## EXERCISE DETAILS
Identify all lines in the listing that include the word "Division", and copy them out.

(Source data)
'''
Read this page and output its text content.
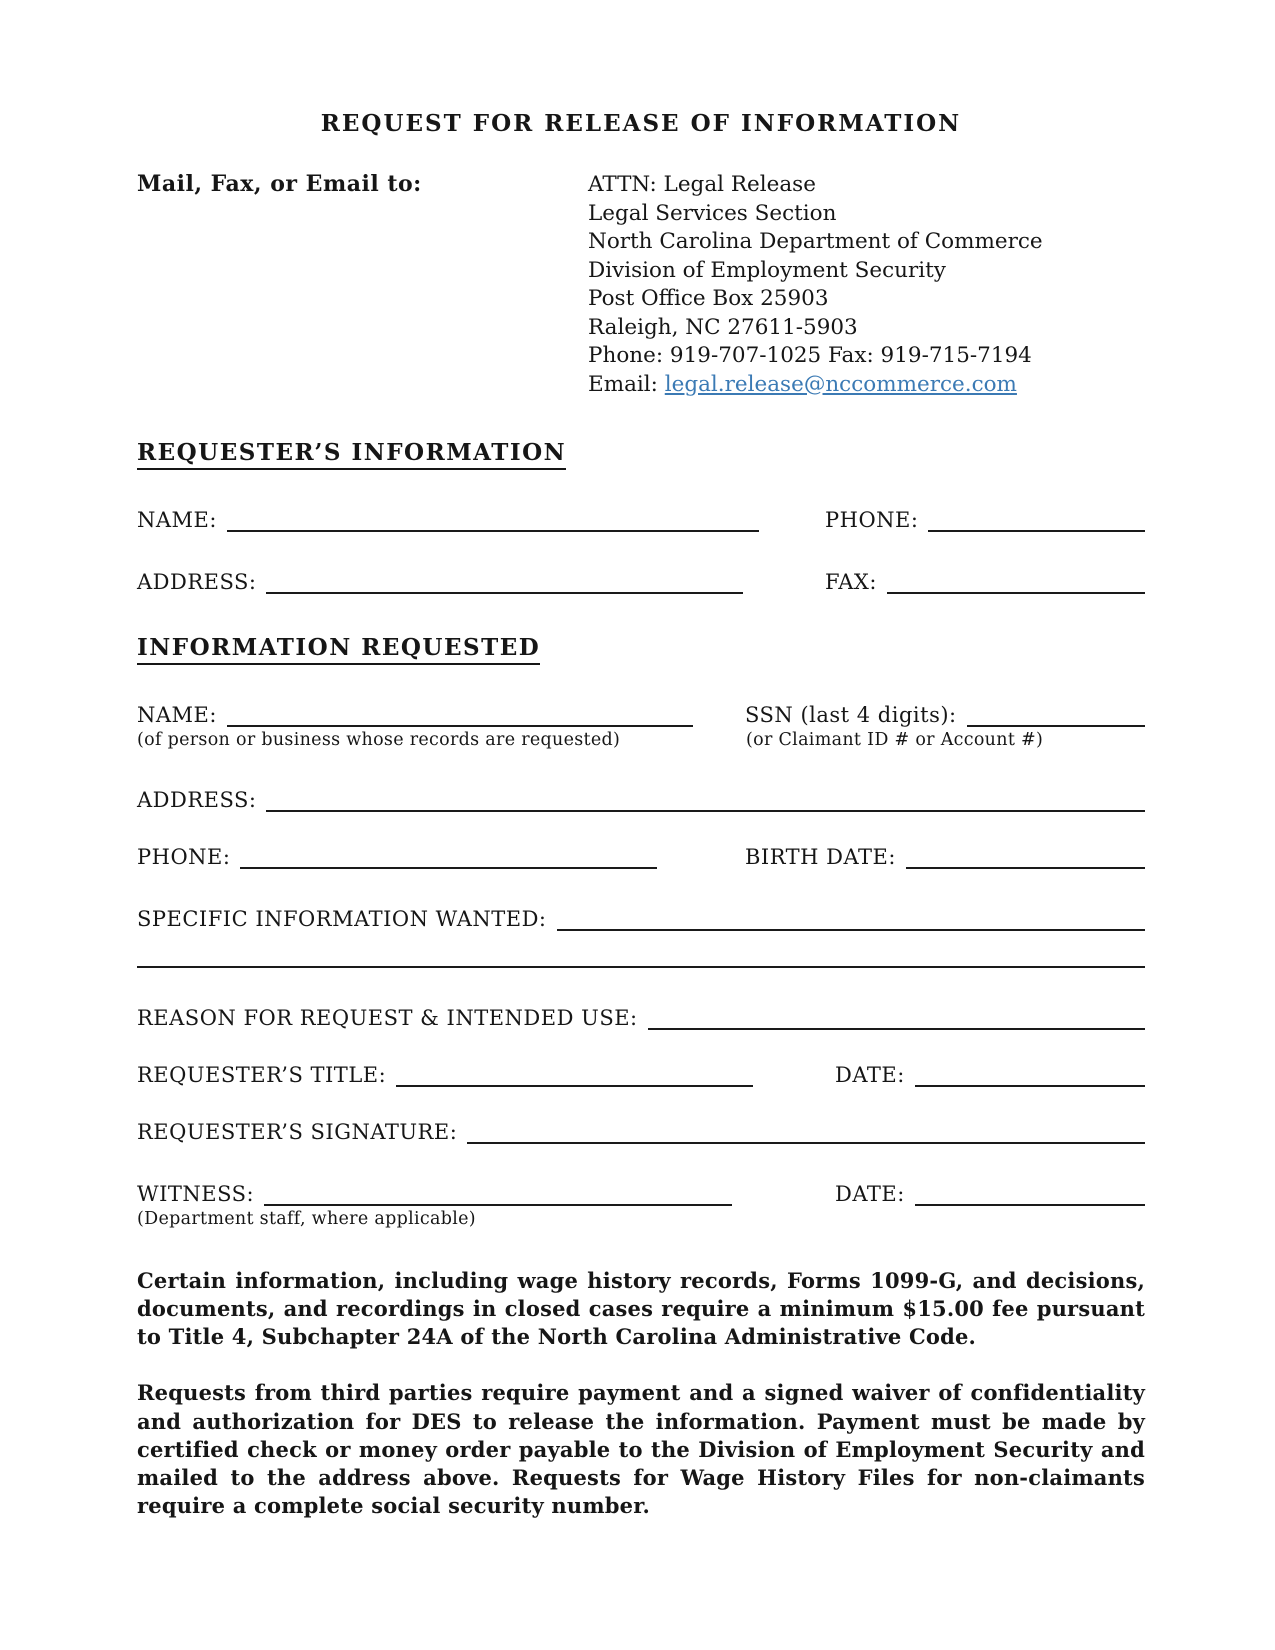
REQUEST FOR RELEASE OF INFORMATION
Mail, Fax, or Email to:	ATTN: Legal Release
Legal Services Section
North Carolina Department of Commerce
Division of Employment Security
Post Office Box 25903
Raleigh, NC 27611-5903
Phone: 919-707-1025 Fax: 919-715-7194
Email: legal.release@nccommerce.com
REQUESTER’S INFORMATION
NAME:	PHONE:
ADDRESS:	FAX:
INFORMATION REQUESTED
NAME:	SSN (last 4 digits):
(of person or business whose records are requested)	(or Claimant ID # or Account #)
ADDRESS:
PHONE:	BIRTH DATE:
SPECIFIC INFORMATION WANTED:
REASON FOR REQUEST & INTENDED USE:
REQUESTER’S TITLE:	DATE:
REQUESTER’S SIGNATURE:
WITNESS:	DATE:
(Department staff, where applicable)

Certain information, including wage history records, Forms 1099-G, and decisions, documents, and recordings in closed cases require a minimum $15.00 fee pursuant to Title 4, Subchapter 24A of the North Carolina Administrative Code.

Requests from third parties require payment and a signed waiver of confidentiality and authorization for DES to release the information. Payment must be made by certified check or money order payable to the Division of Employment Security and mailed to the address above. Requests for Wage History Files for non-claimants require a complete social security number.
'''
## TASK OUTPUT
Division of Employment Security
Requests from third parties require payment and a signed waiver of confidentiality and authorization for DES to release the information. Payment must be made by certified check or money order payable to the Division of Employment Security and mailed to the address above. Requests for Wage History Files for non-claimants require a complete social security number.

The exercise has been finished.